**Requirement:** What follows is a listing. Return every line of it exactly.

**Listed entries:**
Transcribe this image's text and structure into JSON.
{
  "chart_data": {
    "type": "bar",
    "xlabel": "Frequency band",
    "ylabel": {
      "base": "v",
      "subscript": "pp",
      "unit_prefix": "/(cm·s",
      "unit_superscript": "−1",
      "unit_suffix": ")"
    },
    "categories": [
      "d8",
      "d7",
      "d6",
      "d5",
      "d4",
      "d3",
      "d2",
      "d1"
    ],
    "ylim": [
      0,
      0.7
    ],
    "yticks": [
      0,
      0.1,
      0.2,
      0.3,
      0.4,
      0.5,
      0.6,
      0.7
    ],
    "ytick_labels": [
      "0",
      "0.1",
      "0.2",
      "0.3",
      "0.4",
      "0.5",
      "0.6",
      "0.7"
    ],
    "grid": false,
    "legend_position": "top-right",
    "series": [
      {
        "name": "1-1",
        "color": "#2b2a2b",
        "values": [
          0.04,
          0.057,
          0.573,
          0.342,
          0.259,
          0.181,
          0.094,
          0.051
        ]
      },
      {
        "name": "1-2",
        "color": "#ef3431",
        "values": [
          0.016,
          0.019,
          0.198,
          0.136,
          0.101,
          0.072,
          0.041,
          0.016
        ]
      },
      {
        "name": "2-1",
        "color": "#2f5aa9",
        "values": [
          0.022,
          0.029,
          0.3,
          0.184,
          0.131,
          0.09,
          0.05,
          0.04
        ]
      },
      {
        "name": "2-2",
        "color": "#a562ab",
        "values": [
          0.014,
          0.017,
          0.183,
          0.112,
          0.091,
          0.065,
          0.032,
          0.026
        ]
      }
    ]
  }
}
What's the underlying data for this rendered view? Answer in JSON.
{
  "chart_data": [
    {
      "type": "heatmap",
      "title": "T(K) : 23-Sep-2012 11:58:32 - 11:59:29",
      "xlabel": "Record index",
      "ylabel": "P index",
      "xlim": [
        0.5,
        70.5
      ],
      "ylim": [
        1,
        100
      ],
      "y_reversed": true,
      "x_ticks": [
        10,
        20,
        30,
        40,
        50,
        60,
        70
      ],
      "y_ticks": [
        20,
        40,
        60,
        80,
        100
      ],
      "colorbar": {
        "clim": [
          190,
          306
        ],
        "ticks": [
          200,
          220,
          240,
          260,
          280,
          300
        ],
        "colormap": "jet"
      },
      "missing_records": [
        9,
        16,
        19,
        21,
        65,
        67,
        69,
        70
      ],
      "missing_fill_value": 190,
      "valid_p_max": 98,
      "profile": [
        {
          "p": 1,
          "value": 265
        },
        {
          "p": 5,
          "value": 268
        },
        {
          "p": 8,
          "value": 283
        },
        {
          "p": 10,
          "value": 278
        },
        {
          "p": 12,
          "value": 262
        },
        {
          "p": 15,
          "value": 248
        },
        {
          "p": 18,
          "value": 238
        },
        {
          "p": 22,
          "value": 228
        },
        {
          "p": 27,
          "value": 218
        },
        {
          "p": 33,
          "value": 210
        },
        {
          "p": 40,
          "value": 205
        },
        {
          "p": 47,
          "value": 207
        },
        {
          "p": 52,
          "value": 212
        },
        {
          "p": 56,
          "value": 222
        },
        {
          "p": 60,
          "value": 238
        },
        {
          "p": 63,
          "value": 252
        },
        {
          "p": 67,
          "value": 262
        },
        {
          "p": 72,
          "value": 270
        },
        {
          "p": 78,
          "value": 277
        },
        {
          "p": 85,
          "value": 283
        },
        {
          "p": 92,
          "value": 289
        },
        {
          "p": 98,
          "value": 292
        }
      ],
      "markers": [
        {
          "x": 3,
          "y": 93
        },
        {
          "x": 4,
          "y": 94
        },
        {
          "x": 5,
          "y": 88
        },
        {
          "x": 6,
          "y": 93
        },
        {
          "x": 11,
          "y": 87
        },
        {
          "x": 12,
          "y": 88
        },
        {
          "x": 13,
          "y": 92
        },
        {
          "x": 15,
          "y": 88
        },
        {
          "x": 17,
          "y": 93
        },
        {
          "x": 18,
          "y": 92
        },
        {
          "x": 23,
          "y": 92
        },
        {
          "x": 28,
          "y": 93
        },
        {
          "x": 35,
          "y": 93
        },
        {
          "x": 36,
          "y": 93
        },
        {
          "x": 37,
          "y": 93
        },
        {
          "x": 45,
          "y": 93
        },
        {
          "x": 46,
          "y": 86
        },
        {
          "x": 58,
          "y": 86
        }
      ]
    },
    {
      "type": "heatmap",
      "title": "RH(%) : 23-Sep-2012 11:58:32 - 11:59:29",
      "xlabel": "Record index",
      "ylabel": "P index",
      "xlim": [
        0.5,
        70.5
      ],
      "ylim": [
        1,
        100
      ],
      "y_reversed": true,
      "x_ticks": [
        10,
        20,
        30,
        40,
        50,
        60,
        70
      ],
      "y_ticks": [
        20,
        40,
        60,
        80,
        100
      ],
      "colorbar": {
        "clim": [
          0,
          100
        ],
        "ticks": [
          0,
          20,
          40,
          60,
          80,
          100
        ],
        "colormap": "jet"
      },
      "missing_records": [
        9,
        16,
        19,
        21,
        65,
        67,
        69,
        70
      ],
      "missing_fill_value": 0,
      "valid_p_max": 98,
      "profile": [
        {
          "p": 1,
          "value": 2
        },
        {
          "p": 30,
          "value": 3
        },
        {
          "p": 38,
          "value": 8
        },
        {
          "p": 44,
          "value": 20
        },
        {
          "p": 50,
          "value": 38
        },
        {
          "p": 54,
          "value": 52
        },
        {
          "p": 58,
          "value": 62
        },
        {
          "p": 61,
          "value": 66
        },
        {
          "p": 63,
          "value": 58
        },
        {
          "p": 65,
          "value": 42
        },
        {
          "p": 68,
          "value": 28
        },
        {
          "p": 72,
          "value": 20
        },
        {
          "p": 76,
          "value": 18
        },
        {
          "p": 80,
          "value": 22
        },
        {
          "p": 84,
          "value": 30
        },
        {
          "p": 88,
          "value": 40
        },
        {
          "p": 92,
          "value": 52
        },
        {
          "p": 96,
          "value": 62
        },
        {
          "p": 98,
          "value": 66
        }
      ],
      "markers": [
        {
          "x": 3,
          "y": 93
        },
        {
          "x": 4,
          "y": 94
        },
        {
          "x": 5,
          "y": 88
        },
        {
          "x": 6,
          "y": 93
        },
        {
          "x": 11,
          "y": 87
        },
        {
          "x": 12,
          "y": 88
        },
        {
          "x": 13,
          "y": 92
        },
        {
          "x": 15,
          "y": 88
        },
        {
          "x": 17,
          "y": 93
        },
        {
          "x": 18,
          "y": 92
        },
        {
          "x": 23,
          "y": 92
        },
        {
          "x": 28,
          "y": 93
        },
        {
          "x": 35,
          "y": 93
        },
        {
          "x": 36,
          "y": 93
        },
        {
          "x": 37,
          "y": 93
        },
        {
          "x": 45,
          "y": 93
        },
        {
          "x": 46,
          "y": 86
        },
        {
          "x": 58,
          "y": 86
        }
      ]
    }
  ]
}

**Final result:**
Transcribe this image's text and structure into JSON.
{
  "chart_data": {
    "type": "bar",
    "xlabel": "Frequency band",
    "ylabel": {
      "base": "v",
      "subscript": "pp",
      "unit_prefix": "/(cm·s",
      "unit_superscript": "−1",
      "unit_suffix": ")"
    },
    "categories": [
      "d8",
      "d7",
      "d6",
      "d5",
      "d4",
      "d3",
      "d2",
      "d1"
    ],
    "ylim": [
      0,
      0.7
    ],
    "yticks": [
      0,
      0.1,
      0.2,
      0.3,
      0.4,
      0.5,
      0.6,
      0.7
    ],
    "ytick_labels": [
      "0",
      "0.1",
      "0.2",
      "0.3",
      "0.4",
      "0.5",
      "0.6",
      "0.7"
    ],
    "grid": false,
    "legend_position": "top-right",
    "series": [
      {
        "name": "1-1",
        "color": "#2b2a2b",
        "values": [
          0.04,
          0.057,
          0.573,
          0.342,
          0.259,
          0.181,
          0.094,
          0.051
        ]
      },
      {
        "name": "1-2",
        "color": "#ef3431",
        "values": [
          0.016,
          0.019,
          0.198,
          0.136,
          0.101,
          0.072,
          0.041,
          0.016
        ]
      },
      {
        "name": "2-1",
        "color": "#2f5aa9",
        "values": [
          0.022,
          0.029,
          0.3,
          0.184,
          0.131,
          0.09,
          0.05,
          0.04
        ]
      },
      {
        "name": "2-2",
        "color": "#a562ab",
        "values": [
          0.014,
          0.017,
          0.183,
          0.112,
          0.091,
          0.065,
          0.032,
          0.026
        ]
      }
    ]
  }
}
What's the underlying data for this rendered view? Answer in JSON.
{
  "chart_data": [
    {
      "type": "heatmap",
      "title": "T(K) : 23-Sep-2012 11:58:32 - 11:59:29",
      "xlabel": "Record index",
      "ylabel": "P index",
      "xlim": [
        0.5,
        70.5
      ],
      "ylim": [
        1,
        100
      ],
      "y_reversed": true,
      "x_ticks": [
        10,
        20,
        30,
        40,
        50,
        60,
        70
      ],
      "y_ticks": [
        20,
        40,
        60,
        80,
        100
      ],
      "colorbar": {
        "clim": [
          190,
          306
        ],
        "ticks": [
          200,
          220,
          240,
          260,
          280,
          300
        ],
        "colormap": "jet"
      },
      "missing_records": [
        9,
        16,
        19,
        21,
        65,
        67,
        69,
        70
      ],
      "missing_fill_value": 190,
      "valid_p_max": 98,
      "profile": [
        {
          "p": 1,
          "value": 265
        },
        {
          "p": 5,
          "value": 268
        },
        {
          "p": 8,
          "value": 283
        },
        {
          "p": 10,
          "value": 278
        },
        {
          "p": 12,
          "value": 262
        },
        {
          "p": 15,
          "value": 248
        },
        {
          "p": 18,
          "value": 238
        },
        {
          "p": 22,
          "value": 228
        },
        {
          "p": 27,
          "value": 218
        },
        {
          "p": 33,
          "value": 210
        },
        {
          "p": 40,
          "value": 205
        },
        {
          "p": 47,
          "value": 207
        },
        {
          "p": 52,
          "value": 212
        },
        {
          "p": 56,
          "value": 222
        },
        {
          "p": 60,
          "value": 238
        },
        {
          "p": 63,
          "value": 252
        },
        {
          "p": 67,
          "value": 262
        },
        {
          "p": 72,
          "value": 270
        },
        {
          "p": 78,
          "value": 277
        },
        {
          "p": 85,
          "value": 283
        },
        {
          "p": 92,
          "value": 289
        },
        {
          "p": 98,
          "value": 292
        }
      ],
      "markers": [
        {
          "x": 3,
          "y": 93
        },
        {
          "x": 4,
          "y": 94
        },
        {
          "x": 5,
          "y": 88
        },
        {
          "x": 6,
          "y": 93
        },
        {
          "x": 11,
          "y": 87
        },
        {
          "x": 12,
          "y": 88
        },
        {
          "x": 13,
          "y": 92
        },
        {
          "x": 15,
          "y": 88
        },
        {
          "x": 17,
          "y": 93
        },
        {
          "x": 18,
          "y": 92
        },
        {
          "x": 23,
          "y": 92
        },
        {
          "x": 28,
          "y": 93
        },
        {
          "x": 35,
          "y": 93
        },
        {
          "x": 36,
          "y": 93
        },
        {
          "x": 37,
          "y": 93
        },
        {
          "x": 45,
          "y": 93
        },
        {
          "x": 46,
          "y": 86
        },
        {
          "x": 58,
          "y": 86
        }
      ]
    },
    {
      "type": "heatmap",
      "title": "RH(%) : 23-Sep-2012 11:58:32 - 11:59:29",
      "xlabel": "Record index",
      "ylabel": "P index",
      "xlim": [
        0.5,
        70.5
      ],
      "ylim": [
        1,
        100
      ],
      "y_reversed": true,
      "x_ticks": [
        10,
        20,
        30,
        40,
        50,
        60,
        70
      ],
      "y_ticks": [
        20,
        40,
        60,
        80,
        100
      ],
      "colorbar": {
        "clim": [
          0,
          100
        ],
        "ticks": [
          0,
          20,
          40,
          60,
          80,
          100
        ],
        "colormap": "jet"
      },
      "missing_records": [
        9,
        16,
        19,
        21,
        65,
        67,
        69,
        70
      ],
      "missing_fill_value": 0,
      "valid_p_max": 98,
      "profile": [
        {
          "p": 1,
          "value": 2
        },
        {
          "p": 30,
          "value": 3
        },
        {
          "p": 38,
          "value": 8
        },
        {
          "p": 44,
          "value": 20
        },
        {
          "p": 50,
          "value": 38
        },
        {
          "p": 54,
          "value": 52
        },
        {
          "p": 58,
          "value": 62
        },
        {
          "p": 61,
          "value": 66
        },
        {
          "p": 63,
          "value": 58
        },
        {
          "p": 65,
          "value": 42
        },
        {
          "p": 68,
          "value": 28
        },
        {
          "p": 72,
          "value": 20
        },
        {
          "p": 76,
          "value": 18
        },
        {
          "p": 80,
          "value": 22
        },
        {
          "p": 84,
          "value": 30
        },
        {
          "p": 88,
          "value": 40
        },
        {
          "p": 92,
          "value": 52
        },
        {
          "p": 96,
          "value": 62
        },
        {
          "p": 98,
          "value": 66
        }
      ],
      "markers": [
        {
          "x": 3,
          "y": 93
        },
        {
          "x": 4,
          "y": 94
        },
        {
          "x": 5,
          "y": 88
        },
        {
          "x": 6,
          "y": 93
        },
        {
          "x": 11,
          "y": 87
        },
        {
          "x": 12,
          "y": 88
        },
        {
          "x": 13,
          "y": 92
        },
        {
          "x": 15,
          "y": 88
        },
        {
          "x": 17,
          "y": 93
        },
        {
          "x": 18,
          "y": 92
        },
        {
          "x": 23,
          "y": 92
        },
        {
          "x": 28,
          "y": 93
        },
        {
          "x": 35,
          "y": 93
        },
        {
          "x": 36,
          "y": 93
        },
        {
          "x": 37,
          "y": 93
        },
        {
          "x": 45,
          "y": 93
        },
        {
          "x": 46,
          "y": 86
        },
        {
          "x": 58,
          "y": 86
        }
      ]
    }
  ]
}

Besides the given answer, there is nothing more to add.